-- START --

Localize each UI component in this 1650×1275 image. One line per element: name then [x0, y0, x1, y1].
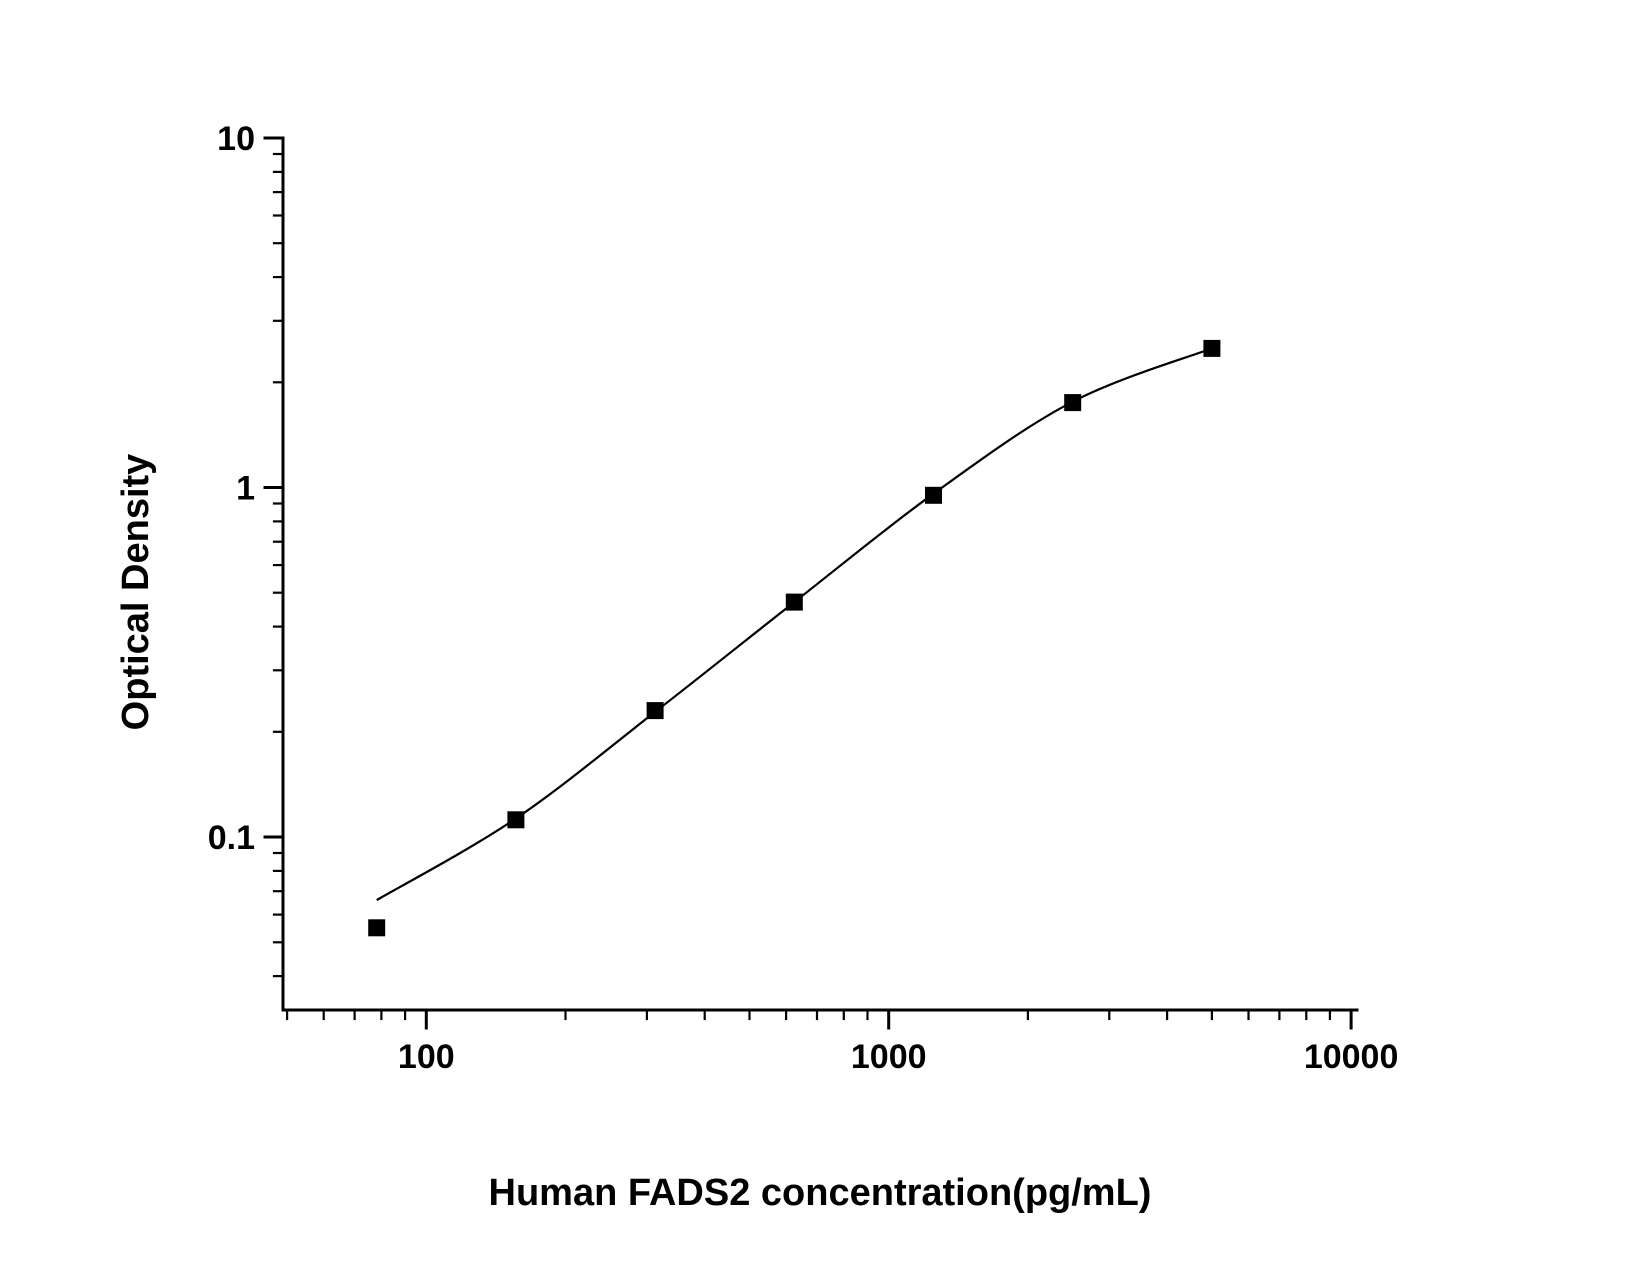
data-points-layer [368, 339, 1221, 937]
data-point-marker [507, 811, 525, 829]
data-point-marker [1064, 394, 1082, 412]
data-point-marker [785, 593, 803, 611]
x-axis-title: Human FADS2 concentration(pg/mL) [489, 1172, 1152, 1214]
x-tick-label: 1000 [851, 1038, 927, 1076]
y-tick-label: 0.1 [208, 819, 255, 857]
tick-labels-layer: 100 1000 10000 0.1 1 10 [208, 120, 1399, 1076]
y-tick-label: 10 [217, 120, 255, 158]
data-point-marker [925, 486, 942, 504]
x-tick-label: 10000 [1304, 1038, 1399, 1076]
data-point-marker [1203, 339, 1221, 357]
data-point-marker [646, 702, 664, 720]
y-tick-label: 1 [236, 470, 255, 508]
axes-layer [281, 136, 1359, 1012]
fit-curve-path [376, 347, 1213, 902]
fit-curve-layer [376, 347, 1213, 902]
x-tick-label: 100 [398, 1038, 455, 1076]
data-point-marker [368, 919, 386, 937]
ticks-layer [263, 136, 1353, 1030]
y-axis-title: Optical Density [115, 454, 157, 731]
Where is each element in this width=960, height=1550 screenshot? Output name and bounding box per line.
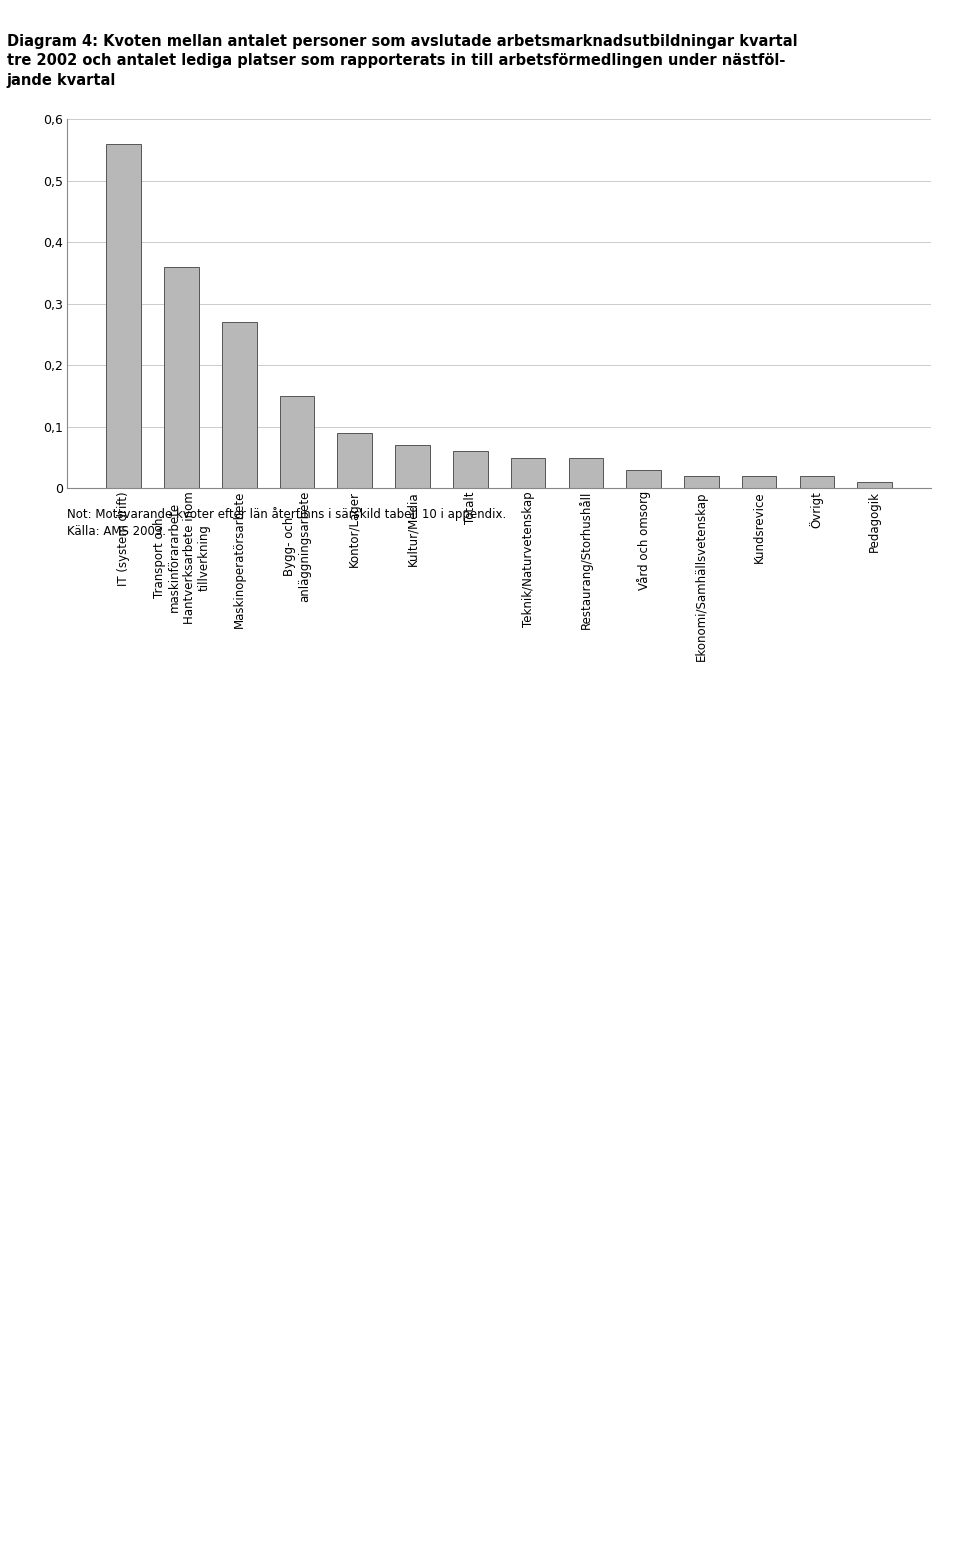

-- END --

> _YOUR GOAL_: Reproduce the listing from its very first line through the line that holds "data-point-marker [1203, 339, 1221, 357]", with both of those lines included. Leave the pictures out of your copy.

> _WRITTEN RESPONSE_:
Localize each UI component in this 1650×1275 image. One line per element: name then [x0, y0, x1, y1].
data-points-layer [368, 339, 1221, 937]
data-point-marker [507, 811, 525, 829]
data-point-marker [1064, 394, 1082, 412]
data-point-marker [785, 593, 803, 611]
x-axis-title: Human FADS2 concentration(pg/mL) [489, 1172, 1152, 1214]
x-tick-label: 1000 [851, 1038, 927, 1076]
y-tick-label: 0.1 [208, 819, 255, 857]
tick-labels-layer: 100 1000 10000 0.1 1 10 [208, 120, 1399, 1076]
y-tick-label: 10 [217, 120, 255, 158]
data-point-marker [925, 486, 942, 504]
x-tick-label: 10000 [1304, 1038, 1399, 1076]
data-point-marker [1203, 339, 1221, 357]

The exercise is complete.